**** RECORDS TO USE ****
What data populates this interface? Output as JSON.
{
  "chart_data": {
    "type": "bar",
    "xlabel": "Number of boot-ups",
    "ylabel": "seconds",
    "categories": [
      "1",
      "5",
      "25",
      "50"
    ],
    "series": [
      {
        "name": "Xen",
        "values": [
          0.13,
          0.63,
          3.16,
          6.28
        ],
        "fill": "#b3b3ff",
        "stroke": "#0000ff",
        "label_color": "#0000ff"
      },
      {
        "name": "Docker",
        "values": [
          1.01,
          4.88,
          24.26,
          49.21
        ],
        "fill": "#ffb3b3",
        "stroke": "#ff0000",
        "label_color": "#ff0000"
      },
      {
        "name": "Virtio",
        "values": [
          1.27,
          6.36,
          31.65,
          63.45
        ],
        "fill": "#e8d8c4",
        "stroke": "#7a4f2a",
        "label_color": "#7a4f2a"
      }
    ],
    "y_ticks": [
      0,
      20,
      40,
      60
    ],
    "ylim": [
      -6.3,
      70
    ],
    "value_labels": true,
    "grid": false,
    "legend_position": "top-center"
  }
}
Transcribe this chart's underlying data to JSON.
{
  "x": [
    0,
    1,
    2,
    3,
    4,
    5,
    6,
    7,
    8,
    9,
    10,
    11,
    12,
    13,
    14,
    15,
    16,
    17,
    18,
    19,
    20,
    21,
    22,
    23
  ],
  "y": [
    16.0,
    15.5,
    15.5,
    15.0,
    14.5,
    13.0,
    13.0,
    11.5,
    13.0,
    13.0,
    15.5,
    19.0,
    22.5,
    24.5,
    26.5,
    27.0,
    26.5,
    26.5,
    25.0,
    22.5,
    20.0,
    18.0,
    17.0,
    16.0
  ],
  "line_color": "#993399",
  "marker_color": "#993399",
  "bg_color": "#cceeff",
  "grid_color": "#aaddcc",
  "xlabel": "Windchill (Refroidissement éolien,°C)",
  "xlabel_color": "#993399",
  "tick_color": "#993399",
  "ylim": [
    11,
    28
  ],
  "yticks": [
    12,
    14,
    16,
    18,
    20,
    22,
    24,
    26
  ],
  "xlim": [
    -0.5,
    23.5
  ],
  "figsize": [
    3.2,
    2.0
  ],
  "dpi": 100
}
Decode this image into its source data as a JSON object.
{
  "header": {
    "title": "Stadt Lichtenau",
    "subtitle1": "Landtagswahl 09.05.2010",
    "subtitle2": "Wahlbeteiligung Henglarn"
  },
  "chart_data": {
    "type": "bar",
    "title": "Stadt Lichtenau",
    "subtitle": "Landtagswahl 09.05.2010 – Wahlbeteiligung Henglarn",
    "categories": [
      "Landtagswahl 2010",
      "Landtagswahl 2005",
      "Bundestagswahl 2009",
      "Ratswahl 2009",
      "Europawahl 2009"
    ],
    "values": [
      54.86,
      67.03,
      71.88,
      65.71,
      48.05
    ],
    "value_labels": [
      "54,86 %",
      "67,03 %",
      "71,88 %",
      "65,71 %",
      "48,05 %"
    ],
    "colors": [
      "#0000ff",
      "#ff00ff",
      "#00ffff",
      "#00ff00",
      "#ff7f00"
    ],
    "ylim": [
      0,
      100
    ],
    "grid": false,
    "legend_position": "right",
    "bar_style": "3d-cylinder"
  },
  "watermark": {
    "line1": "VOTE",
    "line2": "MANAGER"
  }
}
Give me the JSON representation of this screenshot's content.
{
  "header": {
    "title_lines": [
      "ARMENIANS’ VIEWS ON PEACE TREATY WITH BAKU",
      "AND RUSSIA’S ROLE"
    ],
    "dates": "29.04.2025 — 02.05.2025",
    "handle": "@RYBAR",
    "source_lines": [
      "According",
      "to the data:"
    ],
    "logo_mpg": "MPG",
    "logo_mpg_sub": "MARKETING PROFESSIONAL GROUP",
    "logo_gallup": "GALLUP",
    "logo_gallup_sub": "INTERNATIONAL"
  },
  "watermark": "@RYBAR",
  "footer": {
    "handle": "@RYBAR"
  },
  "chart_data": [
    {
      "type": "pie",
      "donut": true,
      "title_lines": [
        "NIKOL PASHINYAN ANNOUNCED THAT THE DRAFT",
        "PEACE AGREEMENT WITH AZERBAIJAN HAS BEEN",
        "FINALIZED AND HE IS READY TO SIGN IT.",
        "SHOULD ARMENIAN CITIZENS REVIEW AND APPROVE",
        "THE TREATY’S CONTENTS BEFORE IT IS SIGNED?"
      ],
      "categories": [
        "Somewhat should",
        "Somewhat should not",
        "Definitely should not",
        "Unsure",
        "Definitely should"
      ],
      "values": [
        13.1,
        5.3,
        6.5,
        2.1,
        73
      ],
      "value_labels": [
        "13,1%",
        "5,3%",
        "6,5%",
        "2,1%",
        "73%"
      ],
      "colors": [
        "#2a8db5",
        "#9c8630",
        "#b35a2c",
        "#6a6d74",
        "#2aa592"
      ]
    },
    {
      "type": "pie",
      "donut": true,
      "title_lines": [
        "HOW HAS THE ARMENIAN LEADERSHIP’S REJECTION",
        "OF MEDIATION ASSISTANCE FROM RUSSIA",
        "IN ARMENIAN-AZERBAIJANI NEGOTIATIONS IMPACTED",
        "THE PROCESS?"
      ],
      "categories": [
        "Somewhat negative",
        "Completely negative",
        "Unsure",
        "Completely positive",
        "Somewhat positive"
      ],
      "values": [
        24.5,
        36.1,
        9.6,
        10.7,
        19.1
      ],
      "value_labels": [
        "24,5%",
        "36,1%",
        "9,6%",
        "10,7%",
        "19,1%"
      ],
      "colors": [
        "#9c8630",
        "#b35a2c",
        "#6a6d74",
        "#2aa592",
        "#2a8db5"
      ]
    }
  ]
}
****
### WHAT YOU WILL DO
Make an exact copy of every entry.

### ANSWER TO THE TASK
What data populates this interface? Output as JSON.
{
  "chart_data": {
    "type": "bar",
    "xlabel": "Number of boot-ups",
    "ylabel": "seconds",
    "categories": [
      "1",
      "5",
      "25",
      "50"
    ],
    "series": [
      {
        "name": "Xen",
        "values": [
          0.13,
          0.63,
          3.16,
          6.28
        ],
        "fill": "#b3b3ff",
        "stroke": "#0000ff",
        "label_color": "#0000ff"
      },
      {
        "name": "Docker",
        "values": [
          1.01,
          4.88,
          24.26,
          49.21
        ],
        "fill": "#ffb3b3",
        "stroke": "#ff0000",
        "label_color": "#ff0000"
      },
      {
        "name": "Virtio",
        "values": [
          1.27,
          6.36,
          31.65,
          63.45
        ],
        "fill": "#e8d8c4",
        "stroke": "#7a4f2a",
        "label_color": "#7a4f2a"
      }
    ],
    "y_ticks": [
      0,
      20,
      40,
      60
    ],
    "ylim": [
      -6.3,
      70
    ],
    "value_labels": true,
    "grid": false,
    "legend_position": "top-center"
  }
}
Transcribe this chart's underlying data to JSON.
{
  "x": [
    0,
    1,
    2,
    3,
    4,
    5,
    6,
    7,
    8,
    9,
    10,
    11,
    12,
    13,
    14,
    15,
    16,
    17,
    18,
    19,
    20,
    21,
    22,
    23
  ],
  "y": [
    16.0,
    15.5,
    15.5,
    15.0,
    14.5,
    13.0,
    13.0,
    11.5,
    13.0,
    13.0,
    15.5,
    19.0,
    22.5,
    24.5,
    26.5,
    27.0,
    26.5,
    26.5,
    25.0,
    22.5,
    20.0,
    18.0,
    17.0,
    16.0
  ],
  "line_color": "#993399",
  "marker_color": "#993399",
  "bg_color": "#cceeff",
  "grid_color": "#aaddcc",
  "xlabel": "Windchill (Refroidissement éolien,°C)",
  "xlabel_color": "#993399",
  "tick_color": "#993399",
  "ylim": [
    11,
    28
  ],
  "yticks": [
    12,
    14,
    16,
    18,
    20,
    22,
    24,
    26
  ],
  "xlim": [
    -0.5,
    23.5
  ],
  "figsize": [
    3.2,
    2.0
  ],
  "dpi": 100
}
Decode this image into its source data as a JSON object.
{
  "header": {
    "title": "Stadt Lichtenau",
    "subtitle1": "Landtagswahl 09.05.2010",
    "subtitle2": "Wahlbeteiligung Henglarn"
  },
  "chart_data": {
    "type": "bar",
    "title": "Stadt Lichtenau",
    "subtitle": "Landtagswahl 09.05.2010 – Wahlbeteiligung Henglarn",
    "categories": [
      "Landtagswahl 2010",
      "Landtagswahl 2005",
      "Bundestagswahl 2009",
      "Ratswahl 2009",
      "Europawahl 2009"
    ],
    "values": [
      54.86,
      67.03,
      71.88,
      65.71,
      48.05
    ],
    "value_labels": [
      "54,86 %",
      "67,03 %",
      "71,88 %",
      "65,71 %",
      "48,05 %"
    ],
    "colors": [
      "#0000ff",
      "#ff00ff",
      "#00ffff",
      "#00ff00",
      "#ff7f00"
    ],
    "ylim": [
      0,
      100
    ],
    "grid": false,
    "legend_position": "right",
    "bar_style": "3d-cylinder"
  },
  "watermark": {
    "line1": "VOTE",
    "line2": "MANAGER"
  }
}
Give me the JSON representation of this screenshot's content.
{
  "header": {
    "title_lines": [
      "ARMENIANS’ VIEWS ON PEACE TREATY WITH BAKU",
      "AND RUSSIA’S ROLE"
    ],
    "dates": "29.04.2025 — 02.05.2025",
    "handle": "@RYBAR",
    "source_lines": [
      "According",
      "to the data:"
    ],
    "logo_mpg": "MPG",
    "logo_mpg_sub": "MARKETING PROFESSIONAL GROUP",
    "logo_gallup": "GALLUP",
    "logo_gallup_sub": "INTERNATIONAL"
  },
  "watermark": "@RYBAR",
  "footer": {
    "handle": "@RYBAR"
  },
  "chart_data": [
    {
      "type": "pie",
      "donut": true,
      "title_lines": [
        "NIKOL PASHINYAN ANNOUNCED THAT THE DRAFT",
        "PEACE AGREEMENT WITH AZERBAIJAN HAS BEEN",
        "FINALIZED AND HE IS READY TO SIGN IT.",
        "SHOULD ARMENIAN CITIZENS REVIEW AND APPROVE",
        "THE TREATY’S CONTENTS BEFORE IT IS SIGNED?"
      ],
      "categories": [
        "Somewhat should",
        "Somewhat should not",
        "Definitely should not",
        "Unsure",
        "Definitely should"
      ],
      "values": [
        13.1,
        5.3,
        6.5,
        2.1,
        73
      ],
      "value_labels": [
        "13,1%",
        "5,3%",
        "6,5%",
        "2,1%",
        "73%"
      ],
      "colors": [
        "#2a8db5",
        "#9c8630",
        "#b35a2c",
        "#6a6d74",
        "#2aa592"
      ]
    },
    {
      "type": "pie",
      "donut": true,
      "title_lines": [
        "HOW HAS THE ARMENIAN LEADERSHIP’S REJECTION",
        "OF MEDIATION ASSISTANCE FROM RUSSIA",
        "IN ARMENIAN-AZERBAIJANI NEGOTIATIONS IMPACTED",
        "THE PROCESS?"
      ],
      "categories": [
        "Somewhat negative",
        "Completely negative",
        "Unsure",
        "Completely positive",
        "Somewhat positive"
      ],
      "values": [
        24.5,
        36.1,
        9.6,
        10.7,
        19.1
      ],
      "value_labels": [
        "24,5%",
        "36,1%",
        "9,6%",
        "10,7%",
        "19,1%"
      ],
      "colors": [
        "#9c8630",
        "#b35a2c",
        "#6a6d74",
        "#2aa592",
        "#2a8db5"
      ]
    }
  ]
}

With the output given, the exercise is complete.